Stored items
========================================================================

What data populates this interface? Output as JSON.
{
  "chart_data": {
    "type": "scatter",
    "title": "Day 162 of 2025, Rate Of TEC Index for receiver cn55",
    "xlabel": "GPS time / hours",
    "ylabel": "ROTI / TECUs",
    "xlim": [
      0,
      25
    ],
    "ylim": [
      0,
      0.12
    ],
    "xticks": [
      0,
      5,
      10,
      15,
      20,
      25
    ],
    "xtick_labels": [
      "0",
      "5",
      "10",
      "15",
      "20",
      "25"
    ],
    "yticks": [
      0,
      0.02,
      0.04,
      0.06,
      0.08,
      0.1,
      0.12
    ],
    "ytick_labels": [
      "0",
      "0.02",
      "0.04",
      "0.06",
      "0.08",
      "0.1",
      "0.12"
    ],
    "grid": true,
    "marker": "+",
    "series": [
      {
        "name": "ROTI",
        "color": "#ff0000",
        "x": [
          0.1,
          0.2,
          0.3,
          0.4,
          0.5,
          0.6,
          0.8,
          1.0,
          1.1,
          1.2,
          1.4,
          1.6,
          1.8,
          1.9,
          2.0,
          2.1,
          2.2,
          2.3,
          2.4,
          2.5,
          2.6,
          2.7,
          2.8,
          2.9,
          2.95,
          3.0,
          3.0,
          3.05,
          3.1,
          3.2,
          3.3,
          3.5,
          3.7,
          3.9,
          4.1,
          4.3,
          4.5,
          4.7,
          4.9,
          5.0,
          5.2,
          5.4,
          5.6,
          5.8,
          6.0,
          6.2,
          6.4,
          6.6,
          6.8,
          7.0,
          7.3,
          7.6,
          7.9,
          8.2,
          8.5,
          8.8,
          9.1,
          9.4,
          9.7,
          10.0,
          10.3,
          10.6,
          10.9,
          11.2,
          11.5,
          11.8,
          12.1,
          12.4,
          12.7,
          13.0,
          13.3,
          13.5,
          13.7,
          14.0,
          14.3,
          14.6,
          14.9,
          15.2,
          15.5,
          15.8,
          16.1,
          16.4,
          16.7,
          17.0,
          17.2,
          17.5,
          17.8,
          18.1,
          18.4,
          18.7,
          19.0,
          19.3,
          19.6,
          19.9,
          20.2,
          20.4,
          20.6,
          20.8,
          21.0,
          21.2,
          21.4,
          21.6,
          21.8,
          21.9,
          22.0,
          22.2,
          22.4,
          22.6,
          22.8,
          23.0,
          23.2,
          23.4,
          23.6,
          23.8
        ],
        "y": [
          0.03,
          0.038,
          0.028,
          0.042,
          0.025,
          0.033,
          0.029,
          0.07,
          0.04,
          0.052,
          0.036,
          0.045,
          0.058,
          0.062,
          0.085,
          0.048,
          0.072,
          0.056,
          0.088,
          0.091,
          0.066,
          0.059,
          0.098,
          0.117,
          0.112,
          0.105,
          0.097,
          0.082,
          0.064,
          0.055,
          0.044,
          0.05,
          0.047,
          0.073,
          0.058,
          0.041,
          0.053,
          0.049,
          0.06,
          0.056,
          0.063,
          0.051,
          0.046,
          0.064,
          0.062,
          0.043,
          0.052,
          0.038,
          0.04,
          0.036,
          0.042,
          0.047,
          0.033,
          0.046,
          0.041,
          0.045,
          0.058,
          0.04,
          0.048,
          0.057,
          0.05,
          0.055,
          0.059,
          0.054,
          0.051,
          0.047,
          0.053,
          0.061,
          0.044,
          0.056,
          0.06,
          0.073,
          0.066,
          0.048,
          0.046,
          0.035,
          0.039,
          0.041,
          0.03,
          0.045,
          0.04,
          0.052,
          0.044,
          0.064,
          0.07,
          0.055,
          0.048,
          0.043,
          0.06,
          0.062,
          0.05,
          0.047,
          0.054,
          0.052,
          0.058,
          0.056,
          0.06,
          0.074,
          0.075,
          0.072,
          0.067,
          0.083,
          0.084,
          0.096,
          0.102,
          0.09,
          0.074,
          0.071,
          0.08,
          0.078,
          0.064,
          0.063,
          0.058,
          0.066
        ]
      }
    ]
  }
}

========================================================================

Direction:
Reproduce each record shown above without altering a single word.

Task output:
What data populates this interface? Output as JSON.
{
  "chart_data": {
    "type": "scatter",
    "title": "Day 162 of 2025, Rate Of TEC Index for receiver cn55",
    "xlabel": "GPS time / hours",
    "ylabel": "ROTI / TECUs",
    "xlim": [
      0,
      25
    ],
    "ylim": [
      0,
      0.12
    ],
    "xticks": [
      0,
      5,
      10,
      15,
      20,
      25
    ],
    "xtick_labels": [
      "0",
      "5",
      "10",
      "15",
      "20",
      "25"
    ],
    "yticks": [
      0,
      0.02,
      0.04,
      0.06,
      0.08,
      0.1,
      0.12
    ],
    "ytick_labels": [
      "0",
      "0.02",
      "0.04",
      "0.06",
      "0.08",
      "0.1",
      "0.12"
    ],
    "grid": true,
    "marker": "+",
    "series": [
      {
        "name": "ROTI",
        "color": "#ff0000",
        "x": [
          0.1,
          0.2,
          0.3,
          0.4,
          0.5,
          0.6,
          0.8,
          1.0,
          1.1,
          1.2,
          1.4,
          1.6,
          1.8,
          1.9,
          2.0,
          2.1,
          2.2,
          2.3,
          2.4,
          2.5,
          2.6,
          2.7,
          2.8,
          2.9,
          2.95,
          3.0,
          3.0,
          3.05,
          3.1,
          3.2,
          3.3,
          3.5,
          3.7,
          3.9,
          4.1,
          4.3,
          4.5,
          4.7,
          4.9,
          5.0,
          5.2,
          5.4,
          5.6,
          5.8,
          6.0,
          6.2,
          6.4,
          6.6,
          6.8,
          7.0,
          7.3,
          7.6,
          7.9,
          8.2,
          8.5,
          8.8,
          9.1,
          9.4,
          9.7,
          10.0,
          10.3,
          10.6,
          10.9,
          11.2,
          11.5,
          11.8,
          12.1,
          12.4,
          12.7,
          13.0,
          13.3,
          13.5,
          13.7,
          14.0,
          14.3,
          14.6,
          14.9,
          15.2,
          15.5,
          15.8,
          16.1,
          16.4,
          16.7,
          17.0,
          17.2,
          17.5,
          17.8,
          18.1,
          18.4,
          18.7,
          19.0,
          19.3,
          19.6,
          19.9,
          20.2,
          20.4,
          20.6,
          20.8,
          21.0,
          21.2,
          21.4,
          21.6,
          21.8,
          21.9,
          22.0,
          22.2,
          22.4,
          22.6,
          22.8,
          23.0,
          23.2,
          23.4,
          23.6,
          23.8
        ],
        "y": [
          0.03,
          0.038,
          0.028,
          0.042,
          0.025,
          0.033,
          0.029,
          0.07,
          0.04,
          0.052,
          0.036,
          0.045,
          0.058,
          0.062,
          0.085,
          0.048,
          0.072,
          0.056,
          0.088,
          0.091,
          0.066,
          0.059,
          0.098,
          0.117,
          0.112,
          0.105,
          0.097,
          0.082,
          0.064,
          0.055,
          0.044,
          0.05,
          0.047,
          0.073,
          0.058,
          0.041,
          0.053,
          0.049,
          0.06,
          0.056,
          0.063,
          0.051,
          0.046,
          0.064,
          0.062,
          0.043,
          0.052,
          0.038,
          0.04,
          0.036,
          0.042,
          0.047,
          0.033,
          0.046,
          0.041,
          0.045,
          0.058,
          0.04,
          0.048,
          0.057,
          0.05,
          0.055,
          0.059,
          0.054,
          0.051,
          0.047,
          0.053,
          0.061,
          0.044,
          0.056,
          0.06,
          0.073,
          0.066,
          0.048,
          0.046,
          0.035,
          0.039,
          0.041,
          0.03,
          0.045,
          0.04,
          0.052,
          0.044,
          0.064,
          0.07,
          0.055,
          0.048,
          0.043,
          0.06,
          0.062,
          0.05,
          0.047,
          0.054,
          0.052,
          0.058,
          0.056,
          0.06,
          0.074,
          0.075,
          0.072,
          0.067,
          0.083,
          0.084,
          0.096,
          0.102,
          0.09,
          0.074,
          0.071,
          0.08,
          0.078,
          0.064,
          0.063,
          0.058,
          0.066
        ]
      }
    ]
  }
}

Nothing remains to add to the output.